▶ [Supplied records]
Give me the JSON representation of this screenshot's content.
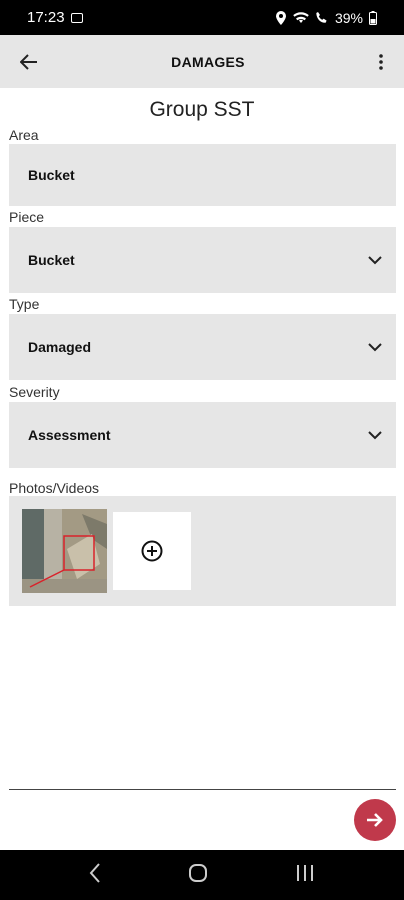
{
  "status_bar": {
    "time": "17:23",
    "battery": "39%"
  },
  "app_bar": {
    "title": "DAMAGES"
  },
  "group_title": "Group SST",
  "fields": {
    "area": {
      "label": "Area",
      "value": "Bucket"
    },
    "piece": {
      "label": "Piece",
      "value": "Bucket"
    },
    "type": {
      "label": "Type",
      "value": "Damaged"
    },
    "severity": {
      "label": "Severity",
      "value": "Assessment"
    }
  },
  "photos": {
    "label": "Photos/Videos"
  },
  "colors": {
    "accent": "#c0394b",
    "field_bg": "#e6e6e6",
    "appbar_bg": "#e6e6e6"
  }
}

▶ [Requirements] Quote the preceding listing precisely and completely, omitting its images.

▶ [Task output]
Give me the JSON representation of this screenshot's content.
{
  "status_bar": {
    "time": "17:23",
    "battery": "39%"
  },
  "app_bar": {
    "title": "DAMAGES"
  },
  "group_title": "Group SST",
  "fields": {
    "area": {
      "label": "Area",
      "value": "Bucket"
    },
    "piece": {
      "label": "Piece",
      "value": "Bucket"
    },
    "type": {
      "label": "Type",
      "value": "Damaged"
    },
    "severity": {
      "label": "Severity",
      "value": "Assessment"
    }
  },
  "photos": {
    "label": "Photos/Videos"
  },
  "colors": {
    "accent": "#c0394b",
    "field_bg": "#e6e6e6",
    "appbar_bg": "#e6e6e6"
  }
}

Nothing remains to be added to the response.